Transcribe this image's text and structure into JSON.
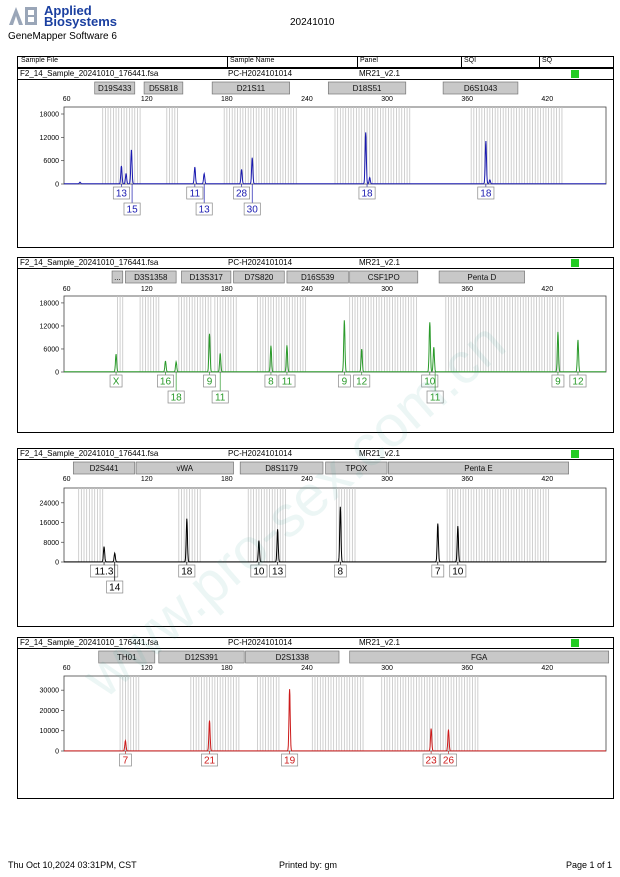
{
  "header": {
    "brand_abbrev": "AB",
    "brand_line1": "Applied",
    "brand_line2": "Biosystems",
    "software": "GeneMapper Software 6",
    "run_date": "20241010"
  },
  "columns": [
    "Sample File",
    "Sample Name",
    "Panel",
    "SQI",
    "SQ"
  ],
  "footer": {
    "printed_at": "Thu Oct 10,2024 03:31PM, CST",
    "printed_by": "Printed by: gm",
    "page": "Page 1 of 1"
  },
  "watermark": "www.pro-sex.com.cn",
  "chart_data": [
    {
      "type": "line",
      "title": "",
      "sample_file": "F2_14_Sample_20241010_176441.fsa",
      "sample_name": "PC-H2024101014",
      "panel": "MR21_v2.1",
      "color": "#1a1ab0",
      "quality_color": "#22cc22",
      "x_ticks": [
        60,
        120,
        180,
        240,
        300,
        360,
        420
      ],
      "x_range": [
        58,
        464
      ],
      "y_ticks": [
        0,
        6000,
        12000,
        18000
      ],
      "y_range": [
        0,
        19800
      ],
      "markers": [
        {
          "name": "D19S433",
          "start": 81,
          "end": 111
        },
        {
          "name": "D5S818",
          "start": 118,
          "end": 147
        },
        {
          "name": "D21S11",
          "start": 169,
          "end": 227
        },
        {
          "name": "D18S51",
          "start": 256,
          "end": 314
        },
        {
          "name": "D6S1043",
          "start": 342,
          "end": 398
        }
      ],
      "bins": [
        [
          87,
          115
        ],
        [
          135,
          144
        ],
        [
          178,
          232
        ],
        [
          261,
          318
        ],
        [
          363,
          432
        ]
      ],
      "peaks": [
        [
          101,
          4600
        ],
        [
          104.5,
          2600
        ],
        [
          108.5,
          8800
        ],
        [
          156,
          4300
        ],
        [
          163,
          2600
        ],
        [
          191,
          3700
        ],
        [
          199,
          6700
        ],
        [
          70,
          400
        ],
        [
          284,
          13200
        ],
        [
          287,
          1600
        ],
        [
          374,
          11000
        ],
        [
          377,
          1000
        ]
      ],
      "alleles": [
        {
          "label": "13",
          "x": 101,
          "row": 1
        },
        {
          "label": "15",
          "x": 109,
          "row": 2
        },
        {
          "label": "11",
          "x": 156,
          "row": 1
        },
        {
          "label": "13",
          "x": 163,
          "row": 2
        },
        {
          "label": "28",
          "x": 191,
          "row": 1
        },
        {
          "label": "30",
          "x": 199,
          "row": 2
        },
        {
          "label": "18",
          "x": 285,
          "row": 1
        },
        {
          "label": "18",
          "x": 374,
          "row": 1
        }
      ]
    },
    {
      "type": "line",
      "title": "",
      "sample_file": "F2_14_Sample_20241010_176441.fsa",
      "sample_name": "PC-H2024101014",
      "panel": "MR21_v2.1",
      "color": "#2a9a2a",
      "quality_color": "#22cc22",
      "x_ticks": [
        60,
        120,
        180,
        240,
        300,
        360,
        420
      ],
      "x_range": [
        58,
        464
      ],
      "y_ticks": [
        0,
        6000,
        12000,
        18000
      ],
      "y_range": [
        0,
        19800
      ],
      "markers": [
        {
          "name": "...",
          "start": 94,
          "end": 102
        },
        {
          "name": "D3S1358",
          "start": 104,
          "end": 142
        },
        {
          "name": "D13S317",
          "start": 146,
          "end": 183
        },
        {
          "name": "D7S820",
          "start": 185,
          "end": 223
        },
        {
          "name": "D16S539",
          "start": 225,
          "end": 271
        },
        {
          "name": "CSF1PO",
          "start": 272,
          "end": 323
        },
        {
          "name": "Penta D",
          "start": 339,
          "end": 403
        }
      ],
      "bins": [
        [
          98,
          103
        ],
        [
          115,
          129
        ],
        [
          144,
          168
        ],
        [
          171,
          188
        ],
        [
          203,
          239
        ],
        [
          272,
          322
        ],
        [
          344,
          432
        ]
      ],
      "peaks": [
        [
          97,
          4600
        ],
        [
          134,
          2800
        ],
        [
          142,
          2600
        ],
        [
          167,
          9900
        ],
        [
          175,
          4800
        ],
        [
          213,
          6800
        ],
        [
          225,
          6900
        ],
        [
          268,
          13400
        ],
        [
          281,
          5900
        ],
        [
          332,
          12900
        ],
        [
          335,
          6400
        ],
        [
          428,
          10400
        ],
        [
          443,
          8300
        ]
      ],
      "alleles": [
        {
          "label": "X",
          "x": 97,
          "row": 1
        },
        {
          "label": "16",
          "x": 134,
          "row": 1
        },
        {
          "label": "18",
          "x": 142,
          "row": 2
        },
        {
          "label": "9",
          "x": 167,
          "row": 1
        },
        {
          "label": "11",
          "x": 175,
          "row": 2
        },
        {
          "label": "8",
          "x": 213,
          "row": 1
        },
        {
          "label": "11",
          "x": 225,
          "row": 1
        },
        {
          "label": "9",
          "x": 268,
          "row": 1
        },
        {
          "label": "12",
          "x": 281,
          "row": 1
        },
        {
          "label": "10",
          "x": 332,
          "row": 1
        },
        {
          "label": "11",
          "x": 336,
          "row": 2
        },
        {
          "label": "9",
          "x": 428,
          "row": 1
        },
        {
          "label": "12",
          "x": 443,
          "row": 1
        }
      ]
    },
    {
      "type": "line",
      "title": "",
      "sample_file": "F2_14_Sample_20241010_176441.fsa",
      "sample_name": "PC-H2024101014",
      "panel": "MR21_v2.1",
      "color": "#000000",
      "quality_color": "#22cc22",
      "x_ticks": [
        60,
        120,
        180,
        240,
        300,
        360,
        420
      ],
      "x_range": [
        58,
        464
      ],
      "y_ticks": [
        0,
        8000,
        16000,
        24000
      ],
      "y_range": [
        0,
        30000
      ],
      "markers": [
        {
          "name": "D2S441",
          "start": 65,
          "end": 111
        },
        {
          "name": "vWA",
          "start": 112,
          "end": 185
        },
        {
          "name": "D8S1179",
          "start": 190,
          "end": 252
        },
        {
          "name": "TPOX",
          "start": 254,
          "end": 300
        },
        {
          "name": "Penta E",
          "start": 301,
          "end": 436
        }
      ],
      "bins": [
        [
          69,
          88
        ],
        [
          144,
          161
        ],
        [
          196,
          225
        ],
        [
          262,
          276
        ],
        [
          345,
          421
        ]
      ],
      "peaks": [
        [
          88,
          6200
        ],
        [
          96,
          3500
        ],
        [
          150,
          17500
        ],
        [
          204,
          8600
        ],
        [
          218,
          13200
        ],
        [
          265,
          22300
        ],
        [
          338,
          15500
        ],
        [
          353,
          14500
        ]
      ],
      "alleles": [
        {
          "label": "11.3",
          "x": 88,
          "row": 1
        },
        {
          "label": "14",
          "x": 96,
          "row": 2
        },
        {
          "label": "18",
          "x": 150,
          "row": 1
        },
        {
          "label": "10",
          "x": 204,
          "row": 1
        },
        {
          "label": "13",
          "x": 218,
          "row": 1
        },
        {
          "label": "8",
          "x": 265,
          "row": 1
        },
        {
          "label": "7",
          "x": 338,
          "row": 1
        },
        {
          "label": "10",
          "x": 353,
          "row": 1
        }
      ]
    },
    {
      "type": "line",
      "title": "",
      "sample_file": "F2_14_Sample_20241010_176441.fsa",
      "sample_name": "PC-H2024101014",
      "panel": "MR21_v2.1",
      "color": "#cc1a1a",
      "quality_color": "#22cc22",
      "x_ticks": [
        60,
        120,
        180,
        240,
        300,
        360,
        420
      ],
      "x_range": [
        58,
        464
      ],
      "y_ticks": [
        0,
        10000,
        20000,
        30000
      ],
      "y_range": [
        0,
        37000
      ],
      "markers": [
        {
          "name": "TH01",
          "start": 84,
          "end": 126
        },
        {
          "name": "D12S391",
          "start": 129,
          "end": 193
        },
        {
          "name": "D2S1338",
          "start": 194,
          "end": 264
        },
        {
          "name": "FGA",
          "start": 272,
          "end": 466
        }
      ],
      "bins": [
        [
          100,
          114
        ],
        [
          153,
          189
        ],
        [
          203,
          219
        ],
        [
          244,
          282
        ],
        [
          296,
          368
        ]
      ],
      "peaks": [
        [
          104,
          5000
        ],
        [
          167,
          15000
        ],
        [
          227,
          30500
        ],
        [
          333,
          11000
        ],
        [
          346,
          10500
        ]
      ],
      "alleles": [
        {
          "label": "7",
          "x": 104,
          "row": 1
        },
        {
          "label": "21",
          "x": 167,
          "row": 1
        },
        {
          "label": "19",
          "x": 227,
          "row": 1
        },
        {
          "label": "23",
          "x": 333,
          "row": 1
        },
        {
          "label": "26",
          "x": 346,
          "row": 1
        }
      ]
    }
  ]
}
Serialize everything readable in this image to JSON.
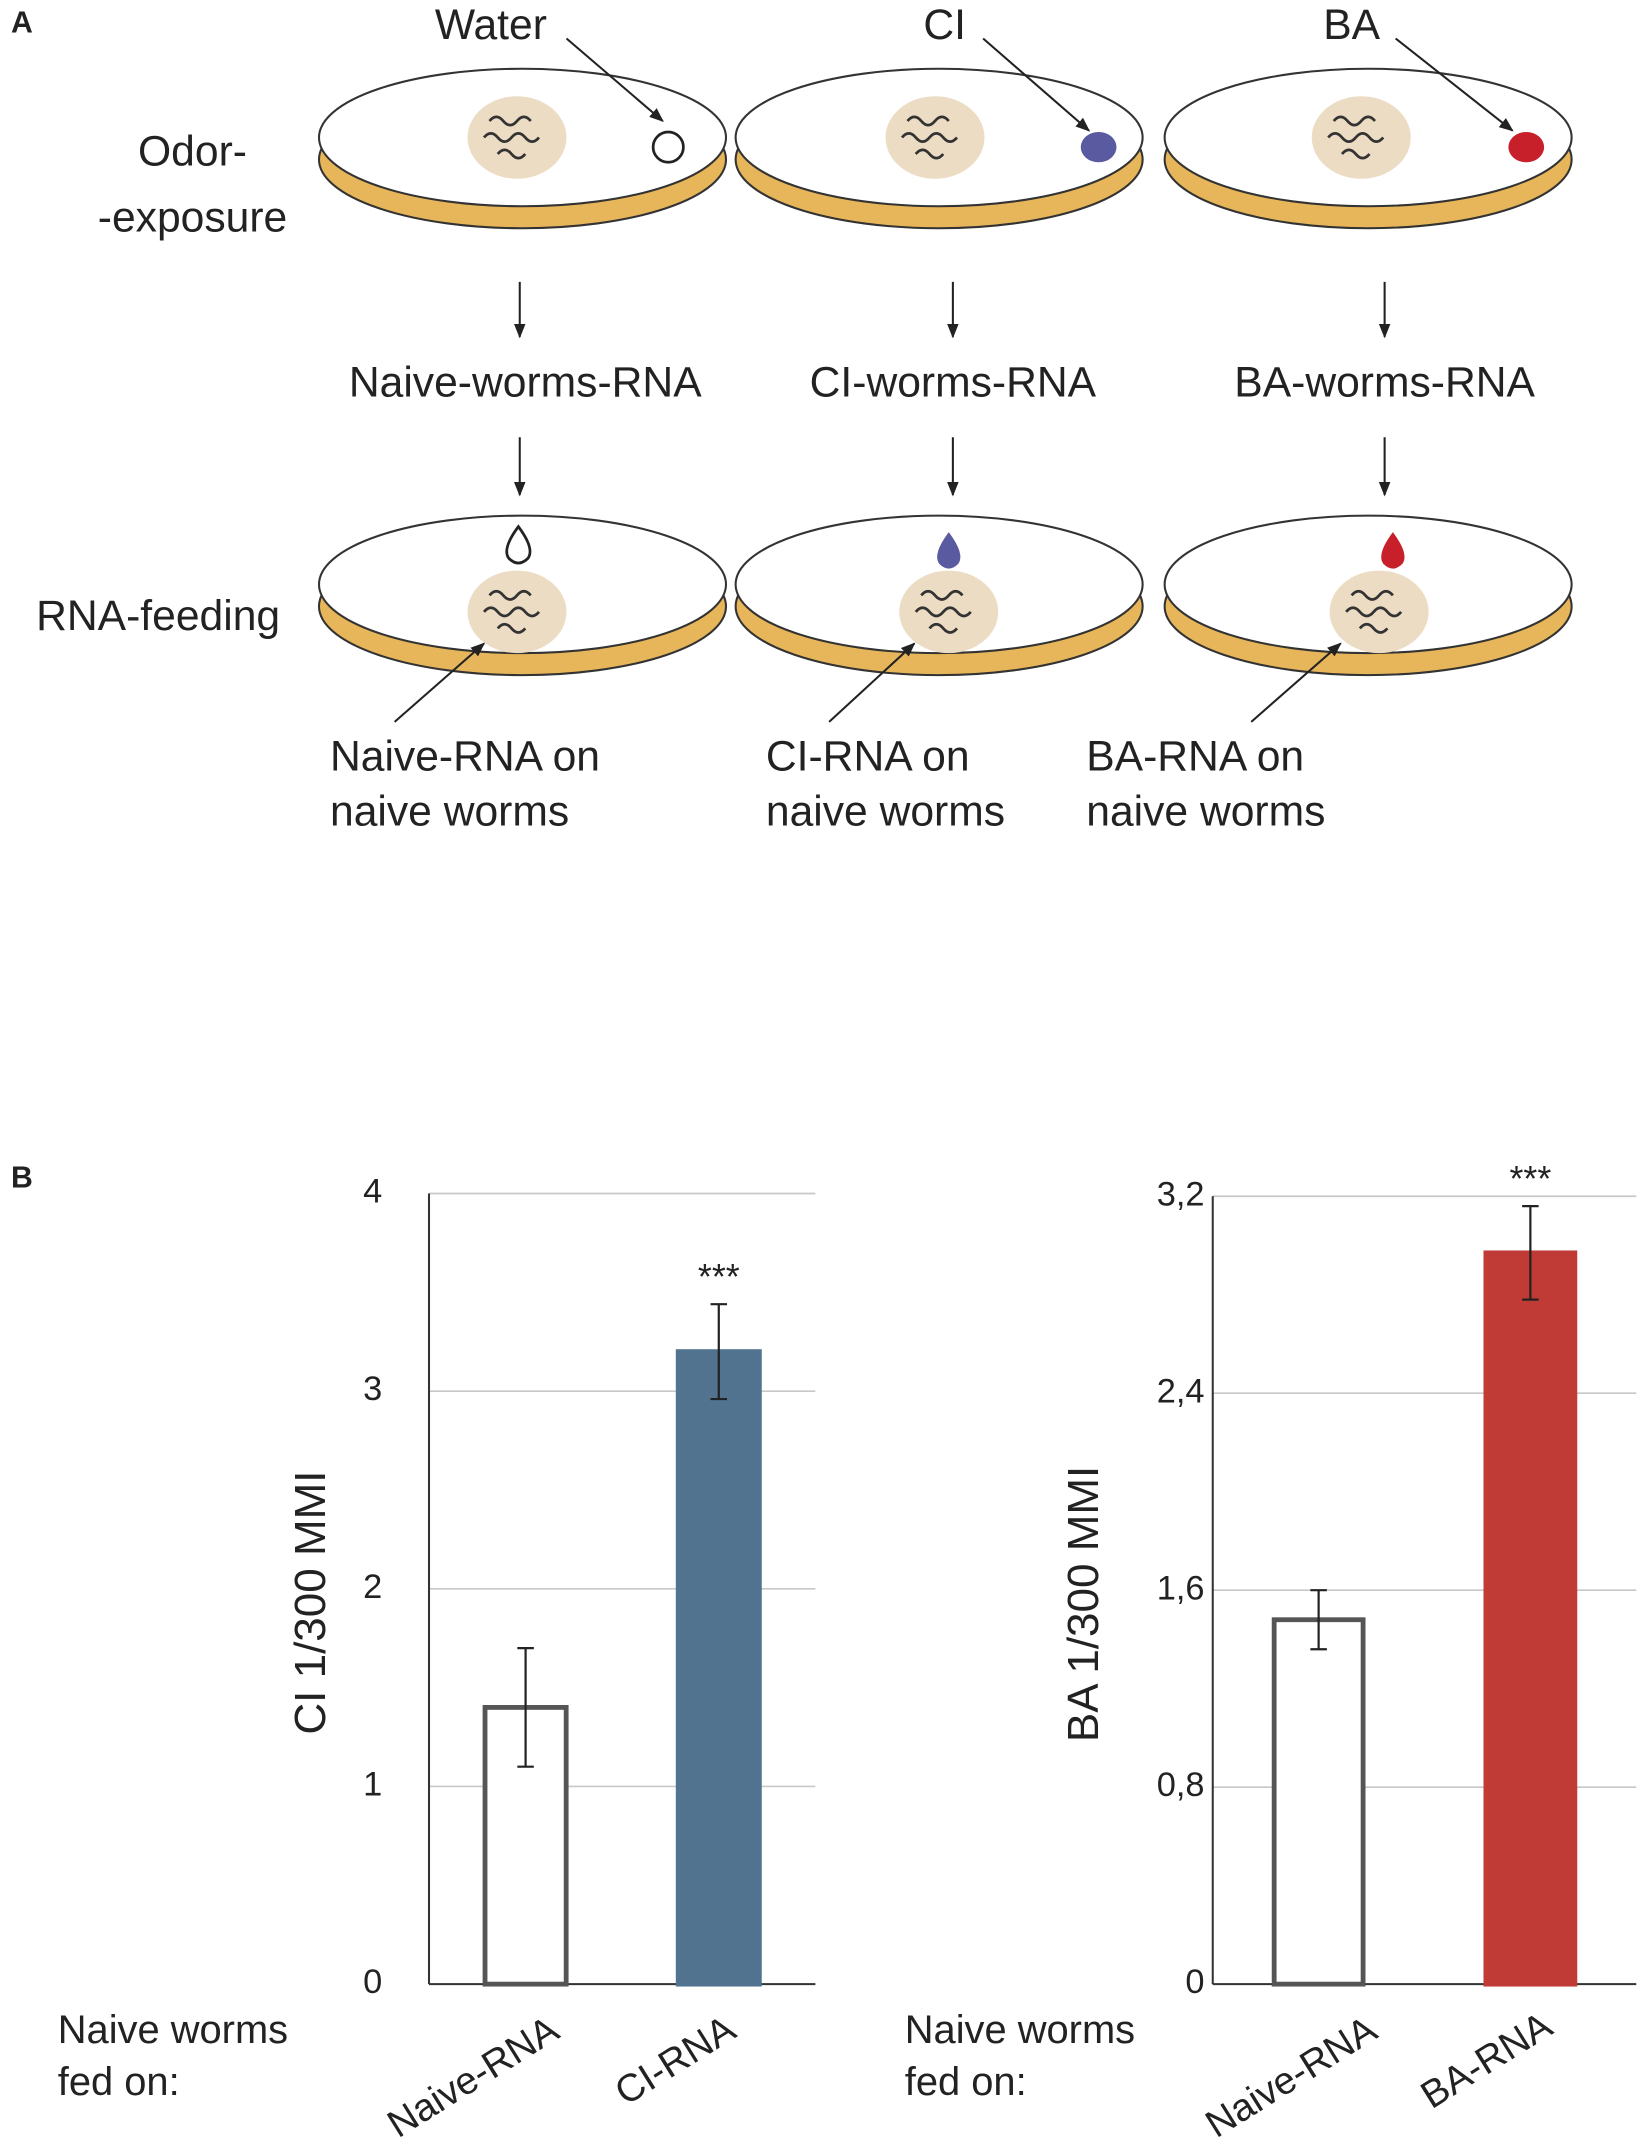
{
  "figure": {
    "panel_labels": [
      "A",
      "B"
    ],
    "diagram": {
      "odor_exposure_label": [
        "Odor-",
        "-exposure"
      ],
      "rna_feeding_label": "RNA-feeding",
      "odors": [
        "Water",
        "CI",
        "BA"
      ],
      "rna_samples": [
        "Naive-worms-RNA",
        "CI-worms-RNA",
        "BA-worms-RNA"
      ],
      "feeding_labels": [
        [
          "Naive-RNA on",
          "naive worms"
        ],
        [
          "CI-RNA on",
          "naive worms"
        ],
        [
          "BA-RNA on",
          "naive worms"
        ]
      ]
    }
  },
  "chart_data": [
    {
      "type": "bar",
      "ylabel": "CI 1/300 MMI",
      "x_label": [
        "Naive worms",
        "fed on:"
      ],
      "categories": [
        "Naive-RNA",
        "CI-RNA"
      ],
      "values": [
        1.4,
        3.2
      ],
      "errors": [
        0.3,
        0.24
      ],
      "colors": [
        "#ffffff",
        "#52738f"
      ],
      "edgecolors": [
        "#555555",
        "#52738f"
      ],
      "annotation": "***",
      "ylim": [
        0,
        4
      ],
      "yticks": [
        0,
        1,
        2,
        3,
        4
      ],
      "grid": true
    },
    {
      "type": "bar",
      "ylabel": "BA 1/300 MMI",
      "x_label": [
        "Naive worms",
        "fed on:"
      ],
      "categories": [
        "Naive-RNA",
        "BA-RNA"
      ],
      "values": [
        1.48,
        2.97
      ],
      "errors": [
        0.12,
        0.19
      ],
      "colors": [
        "#ffffff",
        "#c03a36"
      ],
      "edgecolors": [
        "#555555",
        "#c03a36"
      ],
      "annotation": "***",
      "ylim": [
        0,
        3.2
      ],
      "yticks": [
        0,
        {
          "value": 0.8,
          "label": "0,8"
        },
        {
          "value": 1.6,
          "label": "1,6"
        },
        {
          "value": 2.4,
          "label": "2,4"
        },
        {
          "value": 3.2,
          "label": "3,2"
        }
      ],
      "grid": true
    }
  ]
}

> **GIVEN EXERCISE**: Filter the records down to the lines that contain the string "JSON", and copy those lines.

> **TASK SOLUTION**:
Transcribe this image's text and structure into JSON.
Serialize everything readable in this image to JSON.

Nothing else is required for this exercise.